### Stated task
Return each of the rows below word for word, with nothing added, dropped or changed.

### Record list
=-=-=

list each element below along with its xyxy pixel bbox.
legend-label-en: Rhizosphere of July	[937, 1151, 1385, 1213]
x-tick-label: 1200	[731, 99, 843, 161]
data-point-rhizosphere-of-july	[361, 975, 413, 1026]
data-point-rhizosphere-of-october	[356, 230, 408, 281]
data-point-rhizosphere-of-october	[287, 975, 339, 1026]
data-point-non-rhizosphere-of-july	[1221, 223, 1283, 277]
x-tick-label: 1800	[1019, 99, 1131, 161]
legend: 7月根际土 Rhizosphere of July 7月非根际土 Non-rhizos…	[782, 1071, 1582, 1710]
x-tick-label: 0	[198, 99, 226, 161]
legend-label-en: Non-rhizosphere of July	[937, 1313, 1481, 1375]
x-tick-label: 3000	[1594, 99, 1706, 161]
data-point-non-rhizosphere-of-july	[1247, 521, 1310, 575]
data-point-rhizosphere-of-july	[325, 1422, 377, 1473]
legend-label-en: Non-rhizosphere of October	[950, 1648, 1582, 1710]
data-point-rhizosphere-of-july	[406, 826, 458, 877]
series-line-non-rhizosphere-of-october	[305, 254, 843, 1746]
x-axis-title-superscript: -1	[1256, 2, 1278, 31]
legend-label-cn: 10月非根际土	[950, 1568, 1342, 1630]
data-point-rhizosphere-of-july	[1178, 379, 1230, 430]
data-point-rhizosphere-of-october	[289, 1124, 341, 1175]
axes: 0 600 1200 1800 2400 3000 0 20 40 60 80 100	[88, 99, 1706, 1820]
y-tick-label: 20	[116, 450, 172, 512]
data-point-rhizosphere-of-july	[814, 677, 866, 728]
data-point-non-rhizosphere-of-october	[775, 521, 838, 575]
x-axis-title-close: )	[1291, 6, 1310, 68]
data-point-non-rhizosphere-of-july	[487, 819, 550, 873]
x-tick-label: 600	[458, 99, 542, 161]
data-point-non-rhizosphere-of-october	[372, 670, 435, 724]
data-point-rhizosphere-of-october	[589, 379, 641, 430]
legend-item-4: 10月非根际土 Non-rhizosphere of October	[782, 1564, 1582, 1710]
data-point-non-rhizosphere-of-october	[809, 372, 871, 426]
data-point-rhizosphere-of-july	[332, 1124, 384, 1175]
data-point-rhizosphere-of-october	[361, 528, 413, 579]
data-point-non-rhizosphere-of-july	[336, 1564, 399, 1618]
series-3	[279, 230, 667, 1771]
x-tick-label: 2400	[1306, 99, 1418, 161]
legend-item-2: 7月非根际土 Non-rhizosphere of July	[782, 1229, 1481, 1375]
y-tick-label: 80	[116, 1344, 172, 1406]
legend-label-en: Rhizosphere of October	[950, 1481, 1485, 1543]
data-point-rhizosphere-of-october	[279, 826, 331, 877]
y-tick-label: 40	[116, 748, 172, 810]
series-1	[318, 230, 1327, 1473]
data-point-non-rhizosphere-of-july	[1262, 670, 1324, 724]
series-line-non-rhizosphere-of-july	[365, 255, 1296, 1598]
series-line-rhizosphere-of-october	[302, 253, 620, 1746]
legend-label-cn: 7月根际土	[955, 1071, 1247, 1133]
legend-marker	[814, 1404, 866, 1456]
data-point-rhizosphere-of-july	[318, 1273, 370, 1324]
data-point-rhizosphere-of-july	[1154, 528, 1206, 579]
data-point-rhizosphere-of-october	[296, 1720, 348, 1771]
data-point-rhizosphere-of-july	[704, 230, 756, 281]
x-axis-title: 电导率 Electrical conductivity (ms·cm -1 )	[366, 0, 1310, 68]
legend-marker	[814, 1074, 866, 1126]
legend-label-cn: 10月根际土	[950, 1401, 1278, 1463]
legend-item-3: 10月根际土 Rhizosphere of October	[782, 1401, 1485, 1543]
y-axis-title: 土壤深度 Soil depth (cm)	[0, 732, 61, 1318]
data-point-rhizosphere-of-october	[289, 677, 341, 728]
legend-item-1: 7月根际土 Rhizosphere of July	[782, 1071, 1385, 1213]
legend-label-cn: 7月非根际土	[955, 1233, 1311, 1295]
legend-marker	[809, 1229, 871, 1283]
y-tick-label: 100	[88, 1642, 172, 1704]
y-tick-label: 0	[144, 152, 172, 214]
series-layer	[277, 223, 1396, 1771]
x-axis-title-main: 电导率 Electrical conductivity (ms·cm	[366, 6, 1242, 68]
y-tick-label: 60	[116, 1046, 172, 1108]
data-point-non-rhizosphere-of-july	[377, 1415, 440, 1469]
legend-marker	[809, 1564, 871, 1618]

=-=-=

### In response
list each element below along with its xyxy pixel bbox.
legend-label-en: Rhizosphere of July	[937, 1151, 1385, 1213]
x-tick-label: 1200	[731, 99, 843, 161]
data-point-rhizosphere-of-july	[361, 975, 413, 1026]
data-point-rhizosphere-of-october	[356, 230, 408, 281]
data-point-rhizosphere-of-october	[287, 975, 339, 1026]
data-point-non-rhizosphere-of-july	[1221, 223, 1283, 277]
x-tick-label: 1800	[1019, 99, 1131, 161]
legend: 7月根际土 Rhizosphere of July 7月非根际土 Non-rhizos…	[782, 1071, 1582, 1710]
x-tick-label: 0	[198, 99, 226, 161]
legend-label-en: Non-rhizosphere of July	[937, 1313, 1481, 1375]
x-tick-label: 3000	[1594, 99, 1706, 161]
data-point-non-rhizosphere-of-july	[1247, 521, 1310, 575]
data-point-rhizosphere-of-july	[325, 1422, 377, 1473]
legend-label-en: Non-rhizosphere of October	[950, 1648, 1582, 1710]
data-point-rhizosphere-of-july	[406, 826, 458, 877]
series-line-non-rhizosphere-of-october	[305, 254, 843, 1746]
x-axis-title-superscript: -1	[1256, 2, 1278, 31]
legend-label-cn: 10月非根际土	[950, 1568, 1342, 1630]
data-point-rhizosphere-of-july	[1178, 379, 1230, 430]
data-point-rhizosphere-of-october	[289, 1124, 341, 1175]
axes: 0 600 1200 1800 2400 3000 0 20 40 60 80 100	[88, 99, 1706, 1820]
y-tick-label: 20	[116, 450, 172, 512]
data-point-rhizosphere-of-july	[814, 677, 866, 728]
data-point-non-rhizosphere-of-october	[775, 521, 838, 575]
x-axis-title-close: )	[1291, 6, 1310, 68]
data-point-non-rhizosphere-of-july	[487, 819, 550, 873]
x-tick-label: 600	[458, 99, 542, 161]
data-point-non-rhizosphere-of-october	[372, 670, 435, 724]
data-point-rhizosphere-of-october	[589, 379, 641, 430]
legend-item-4: 10月非根际土 Non-rhizosphere of October	[782, 1564, 1582, 1710]
data-point-non-rhizosphere-of-october	[809, 372, 871, 426]
data-point-rhizosphere-of-july	[332, 1124, 384, 1175]
data-point-rhizosphere-of-october	[361, 528, 413, 579]
data-point-non-rhizosphere-of-july	[336, 1564, 399, 1618]
series-3	[279, 230, 667, 1771]
x-tick-label: 2400	[1306, 99, 1418, 161]
legend-item-2: 7月非根际土 Non-rhizosphere of July	[782, 1229, 1481, 1375]
y-tick-label: 80	[116, 1344, 172, 1406]
legend-label-en: Rhizosphere of October	[950, 1481, 1485, 1543]
data-point-rhizosphere-of-october	[279, 826, 331, 877]
y-tick-label: 40	[116, 748, 172, 810]
series-1	[318, 230, 1327, 1473]
data-point-non-rhizosphere-of-july	[1262, 670, 1324, 724]
series-line-non-rhizosphere-of-july	[365, 255, 1296, 1598]
series-line-rhizosphere-of-october	[302, 253, 620, 1746]
legend-label-cn: 7月根际土	[955, 1071, 1247, 1133]
legend-marker	[814, 1404, 866, 1456]
data-point-rhizosphere-of-july	[318, 1273, 370, 1324]
data-point-rhizosphere-of-july	[1154, 528, 1206, 579]
data-point-rhizosphere-of-october	[296, 1720, 348, 1771]
data-point-rhizosphere-of-july	[704, 230, 756, 281]
x-axis-title: 电导率 Electrical conductivity (ms·cm -1 )	[366, 0, 1310, 68]
legend-marker	[814, 1074, 866, 1126]
legend-label-cn: 10月根际土	[950, 1401, 1278, 1463]
legend-item-3: 10月根际土 Rhizosphere of October	[782, 1401, 1485, 1543]
y-axis-title: 土壤深度 Soil depth (cm)	[0, 732, 61, 1318]
data-point-rhizosphere-of-october	[289, 677, 341, 728]
legend-item-1: 7月根际土 Rhizosphere of July	[782, 1071, 1385, 1213]
legend-label-cn: 7月非根际土	[955, 1233, 1311, 1295]
legend-marker	[809, 1229, 871, 1283]
y-tick-label: 100	[88, 1642, 172, 1704]
y-tick-label: 0	[144, 152, 172, 214]
series-layer	[277, 223, 1396, 1771]
x-axis-title-main: 电导率 Electrical conductivity (ms·cm	[366, 6, 1242, 68]
y-tick-label: 60	[116, 1046, 172, 1108]
data-point-non-rhizosphere-of-july	[377, 1415, 440, 1469]
legend-marker	[809, 1564, 871, 1618]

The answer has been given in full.